Records:
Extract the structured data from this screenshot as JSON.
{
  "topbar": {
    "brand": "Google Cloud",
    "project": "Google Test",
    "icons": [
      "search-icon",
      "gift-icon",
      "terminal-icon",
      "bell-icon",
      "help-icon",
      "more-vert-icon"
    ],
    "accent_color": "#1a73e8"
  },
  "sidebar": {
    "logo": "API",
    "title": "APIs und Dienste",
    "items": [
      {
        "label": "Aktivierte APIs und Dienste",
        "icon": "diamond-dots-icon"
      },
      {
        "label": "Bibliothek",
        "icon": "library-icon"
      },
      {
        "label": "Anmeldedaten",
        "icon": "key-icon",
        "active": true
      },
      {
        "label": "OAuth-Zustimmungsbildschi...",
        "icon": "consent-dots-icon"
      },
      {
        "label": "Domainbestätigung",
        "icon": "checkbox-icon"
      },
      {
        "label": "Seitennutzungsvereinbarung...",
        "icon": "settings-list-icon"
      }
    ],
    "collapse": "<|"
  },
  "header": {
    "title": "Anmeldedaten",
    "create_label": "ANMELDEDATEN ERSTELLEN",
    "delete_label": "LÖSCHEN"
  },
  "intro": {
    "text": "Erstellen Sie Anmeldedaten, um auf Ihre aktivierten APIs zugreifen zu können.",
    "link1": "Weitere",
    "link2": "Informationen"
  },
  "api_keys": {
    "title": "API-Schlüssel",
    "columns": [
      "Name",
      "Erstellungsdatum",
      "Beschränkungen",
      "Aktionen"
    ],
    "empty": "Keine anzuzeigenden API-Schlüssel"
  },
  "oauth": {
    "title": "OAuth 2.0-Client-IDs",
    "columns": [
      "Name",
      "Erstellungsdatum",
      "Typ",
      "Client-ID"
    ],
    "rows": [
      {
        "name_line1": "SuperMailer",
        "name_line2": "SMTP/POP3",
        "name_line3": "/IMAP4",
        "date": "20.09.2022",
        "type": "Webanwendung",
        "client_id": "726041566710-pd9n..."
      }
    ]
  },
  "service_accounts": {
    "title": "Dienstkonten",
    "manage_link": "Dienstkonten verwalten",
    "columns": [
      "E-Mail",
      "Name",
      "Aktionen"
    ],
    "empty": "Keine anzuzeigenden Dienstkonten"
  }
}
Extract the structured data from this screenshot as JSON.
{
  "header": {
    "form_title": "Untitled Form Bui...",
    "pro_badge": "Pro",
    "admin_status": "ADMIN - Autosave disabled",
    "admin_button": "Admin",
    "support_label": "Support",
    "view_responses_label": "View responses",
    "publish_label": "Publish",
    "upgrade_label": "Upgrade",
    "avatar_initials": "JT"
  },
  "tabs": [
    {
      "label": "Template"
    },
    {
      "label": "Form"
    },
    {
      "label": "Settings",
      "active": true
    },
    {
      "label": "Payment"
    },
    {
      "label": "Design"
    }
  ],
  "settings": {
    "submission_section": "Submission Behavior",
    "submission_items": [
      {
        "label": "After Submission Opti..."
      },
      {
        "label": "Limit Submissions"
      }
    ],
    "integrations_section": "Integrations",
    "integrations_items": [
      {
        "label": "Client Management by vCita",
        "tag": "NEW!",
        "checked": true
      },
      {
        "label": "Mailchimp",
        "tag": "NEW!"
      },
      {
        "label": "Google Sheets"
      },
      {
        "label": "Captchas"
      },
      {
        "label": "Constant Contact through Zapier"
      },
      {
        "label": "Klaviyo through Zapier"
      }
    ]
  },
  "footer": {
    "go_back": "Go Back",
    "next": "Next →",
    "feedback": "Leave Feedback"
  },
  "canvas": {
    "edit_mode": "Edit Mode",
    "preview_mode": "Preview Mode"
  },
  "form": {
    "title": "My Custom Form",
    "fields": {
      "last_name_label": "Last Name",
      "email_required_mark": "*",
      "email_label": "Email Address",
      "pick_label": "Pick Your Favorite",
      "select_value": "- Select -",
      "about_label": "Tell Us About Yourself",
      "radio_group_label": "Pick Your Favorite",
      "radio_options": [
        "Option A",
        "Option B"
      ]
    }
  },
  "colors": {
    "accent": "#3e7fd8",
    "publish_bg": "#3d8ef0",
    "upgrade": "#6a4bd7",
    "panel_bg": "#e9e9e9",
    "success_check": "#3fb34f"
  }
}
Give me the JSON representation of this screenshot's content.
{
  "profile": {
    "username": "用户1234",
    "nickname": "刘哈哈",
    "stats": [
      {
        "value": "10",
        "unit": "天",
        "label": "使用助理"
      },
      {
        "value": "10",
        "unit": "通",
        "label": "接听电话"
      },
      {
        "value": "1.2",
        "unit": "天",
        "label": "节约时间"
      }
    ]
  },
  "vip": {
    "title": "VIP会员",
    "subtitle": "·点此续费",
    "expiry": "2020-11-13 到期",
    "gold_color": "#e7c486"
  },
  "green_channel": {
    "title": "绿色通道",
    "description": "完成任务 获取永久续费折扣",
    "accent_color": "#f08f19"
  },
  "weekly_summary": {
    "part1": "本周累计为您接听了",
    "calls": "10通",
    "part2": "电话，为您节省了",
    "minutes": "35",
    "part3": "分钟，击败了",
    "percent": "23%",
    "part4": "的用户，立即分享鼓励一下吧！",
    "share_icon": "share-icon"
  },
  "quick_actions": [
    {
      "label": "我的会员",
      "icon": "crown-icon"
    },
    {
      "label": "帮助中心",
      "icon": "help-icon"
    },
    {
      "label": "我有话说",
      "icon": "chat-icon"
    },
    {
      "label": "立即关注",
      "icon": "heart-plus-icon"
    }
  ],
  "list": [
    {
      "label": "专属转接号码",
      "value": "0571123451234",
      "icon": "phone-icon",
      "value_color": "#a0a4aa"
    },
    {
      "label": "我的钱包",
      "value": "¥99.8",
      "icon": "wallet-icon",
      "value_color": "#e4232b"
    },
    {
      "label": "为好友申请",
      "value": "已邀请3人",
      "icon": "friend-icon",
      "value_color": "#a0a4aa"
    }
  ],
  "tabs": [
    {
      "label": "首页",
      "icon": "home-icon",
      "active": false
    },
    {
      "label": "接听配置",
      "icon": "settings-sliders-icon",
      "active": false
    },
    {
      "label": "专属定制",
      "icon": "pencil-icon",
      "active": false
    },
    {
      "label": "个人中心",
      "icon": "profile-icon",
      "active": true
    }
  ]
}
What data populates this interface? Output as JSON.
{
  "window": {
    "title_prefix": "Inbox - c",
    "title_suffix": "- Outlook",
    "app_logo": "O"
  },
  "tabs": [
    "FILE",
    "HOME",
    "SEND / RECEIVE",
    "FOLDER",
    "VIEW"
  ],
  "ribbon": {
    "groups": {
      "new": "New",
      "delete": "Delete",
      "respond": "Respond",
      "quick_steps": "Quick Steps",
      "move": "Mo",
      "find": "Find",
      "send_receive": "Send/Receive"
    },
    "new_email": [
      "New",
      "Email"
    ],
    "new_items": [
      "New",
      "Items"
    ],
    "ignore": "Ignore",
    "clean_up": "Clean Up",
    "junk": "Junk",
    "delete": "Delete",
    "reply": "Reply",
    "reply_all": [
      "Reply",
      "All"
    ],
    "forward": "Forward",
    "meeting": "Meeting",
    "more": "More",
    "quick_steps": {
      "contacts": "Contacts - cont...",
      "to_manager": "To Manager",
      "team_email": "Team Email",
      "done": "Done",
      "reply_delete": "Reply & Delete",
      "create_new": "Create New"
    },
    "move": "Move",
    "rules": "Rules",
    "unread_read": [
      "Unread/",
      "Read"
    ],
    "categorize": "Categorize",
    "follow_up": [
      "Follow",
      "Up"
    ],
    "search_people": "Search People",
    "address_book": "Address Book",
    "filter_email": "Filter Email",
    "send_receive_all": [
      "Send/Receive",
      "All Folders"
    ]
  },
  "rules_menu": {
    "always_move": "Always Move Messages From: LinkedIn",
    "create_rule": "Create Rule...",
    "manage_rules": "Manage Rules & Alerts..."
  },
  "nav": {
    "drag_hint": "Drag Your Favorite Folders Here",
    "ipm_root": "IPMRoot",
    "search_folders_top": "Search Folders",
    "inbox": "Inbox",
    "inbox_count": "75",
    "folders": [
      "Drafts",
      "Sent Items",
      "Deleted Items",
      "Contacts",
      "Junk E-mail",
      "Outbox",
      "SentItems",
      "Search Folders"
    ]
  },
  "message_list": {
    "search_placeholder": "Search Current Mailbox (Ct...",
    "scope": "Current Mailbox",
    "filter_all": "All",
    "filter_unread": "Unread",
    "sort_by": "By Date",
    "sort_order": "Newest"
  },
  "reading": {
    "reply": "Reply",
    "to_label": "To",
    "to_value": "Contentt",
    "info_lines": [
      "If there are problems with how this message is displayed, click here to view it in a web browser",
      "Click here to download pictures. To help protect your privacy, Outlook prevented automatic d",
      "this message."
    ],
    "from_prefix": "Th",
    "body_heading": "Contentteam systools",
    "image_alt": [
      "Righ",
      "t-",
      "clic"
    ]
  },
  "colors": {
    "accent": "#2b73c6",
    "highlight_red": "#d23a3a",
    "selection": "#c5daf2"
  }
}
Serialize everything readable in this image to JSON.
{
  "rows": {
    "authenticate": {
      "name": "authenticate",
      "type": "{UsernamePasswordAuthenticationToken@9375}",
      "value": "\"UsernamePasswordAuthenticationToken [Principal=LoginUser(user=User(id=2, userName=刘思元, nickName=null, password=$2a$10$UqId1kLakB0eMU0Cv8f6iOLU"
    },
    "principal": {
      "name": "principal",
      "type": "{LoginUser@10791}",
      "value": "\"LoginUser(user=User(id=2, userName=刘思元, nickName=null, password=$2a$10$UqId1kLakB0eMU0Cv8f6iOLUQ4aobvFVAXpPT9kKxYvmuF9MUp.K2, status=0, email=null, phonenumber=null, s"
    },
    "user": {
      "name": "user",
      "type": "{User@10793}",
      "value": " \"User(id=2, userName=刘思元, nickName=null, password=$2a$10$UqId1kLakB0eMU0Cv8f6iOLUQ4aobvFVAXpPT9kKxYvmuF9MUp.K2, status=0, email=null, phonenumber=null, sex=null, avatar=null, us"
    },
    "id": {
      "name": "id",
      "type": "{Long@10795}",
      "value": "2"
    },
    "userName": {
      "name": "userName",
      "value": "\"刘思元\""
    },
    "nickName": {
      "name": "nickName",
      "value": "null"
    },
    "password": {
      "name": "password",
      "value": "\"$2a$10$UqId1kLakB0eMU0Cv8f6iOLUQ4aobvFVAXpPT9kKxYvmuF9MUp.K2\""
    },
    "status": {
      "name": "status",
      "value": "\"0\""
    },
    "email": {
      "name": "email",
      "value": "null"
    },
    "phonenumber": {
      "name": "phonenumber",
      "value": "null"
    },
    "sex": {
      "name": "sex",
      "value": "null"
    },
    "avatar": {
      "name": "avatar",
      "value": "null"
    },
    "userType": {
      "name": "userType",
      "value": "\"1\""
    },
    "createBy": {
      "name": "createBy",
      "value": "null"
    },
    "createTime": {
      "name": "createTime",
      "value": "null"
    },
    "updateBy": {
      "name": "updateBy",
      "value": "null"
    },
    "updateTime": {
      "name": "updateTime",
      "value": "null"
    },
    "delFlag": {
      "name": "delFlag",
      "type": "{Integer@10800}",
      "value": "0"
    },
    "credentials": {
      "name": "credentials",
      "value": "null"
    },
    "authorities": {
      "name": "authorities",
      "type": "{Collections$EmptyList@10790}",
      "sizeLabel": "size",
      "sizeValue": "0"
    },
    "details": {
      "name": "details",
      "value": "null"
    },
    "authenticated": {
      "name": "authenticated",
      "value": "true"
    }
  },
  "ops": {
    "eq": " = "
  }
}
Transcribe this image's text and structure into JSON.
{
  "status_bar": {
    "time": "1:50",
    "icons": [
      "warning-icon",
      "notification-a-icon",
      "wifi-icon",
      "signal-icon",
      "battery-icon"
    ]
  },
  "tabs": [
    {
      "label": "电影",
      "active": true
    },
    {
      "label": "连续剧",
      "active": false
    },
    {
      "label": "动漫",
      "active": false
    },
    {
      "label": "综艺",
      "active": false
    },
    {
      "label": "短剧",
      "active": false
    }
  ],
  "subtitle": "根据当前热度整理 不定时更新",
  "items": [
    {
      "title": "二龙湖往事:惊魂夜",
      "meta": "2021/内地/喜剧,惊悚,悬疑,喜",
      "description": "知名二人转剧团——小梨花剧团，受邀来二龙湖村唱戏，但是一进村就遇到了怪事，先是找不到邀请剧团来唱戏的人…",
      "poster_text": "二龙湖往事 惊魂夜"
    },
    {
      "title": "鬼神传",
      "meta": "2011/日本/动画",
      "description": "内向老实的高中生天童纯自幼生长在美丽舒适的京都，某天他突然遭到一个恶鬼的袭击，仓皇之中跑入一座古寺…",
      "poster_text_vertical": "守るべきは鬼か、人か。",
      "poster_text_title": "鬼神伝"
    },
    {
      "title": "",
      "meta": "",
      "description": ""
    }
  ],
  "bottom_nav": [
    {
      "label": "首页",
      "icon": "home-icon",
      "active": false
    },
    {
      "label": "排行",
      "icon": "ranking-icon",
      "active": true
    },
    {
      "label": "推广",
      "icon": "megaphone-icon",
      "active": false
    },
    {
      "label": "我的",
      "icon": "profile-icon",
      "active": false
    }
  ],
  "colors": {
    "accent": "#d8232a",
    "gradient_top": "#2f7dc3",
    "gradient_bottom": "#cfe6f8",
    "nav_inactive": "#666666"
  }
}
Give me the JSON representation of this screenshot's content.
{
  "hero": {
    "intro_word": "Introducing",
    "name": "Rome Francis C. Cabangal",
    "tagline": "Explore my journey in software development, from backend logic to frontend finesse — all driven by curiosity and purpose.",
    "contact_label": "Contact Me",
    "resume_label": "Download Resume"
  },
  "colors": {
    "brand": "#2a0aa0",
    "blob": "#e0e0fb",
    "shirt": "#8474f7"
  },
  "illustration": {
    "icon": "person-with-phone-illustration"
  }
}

_Stated exercise_:
From the records given above, copy all lines containing "Current".

_Exercise solution_:
    "search_placeholder": "Search Current Mailbox (Ct...",
    "scope": "Current Mailbox",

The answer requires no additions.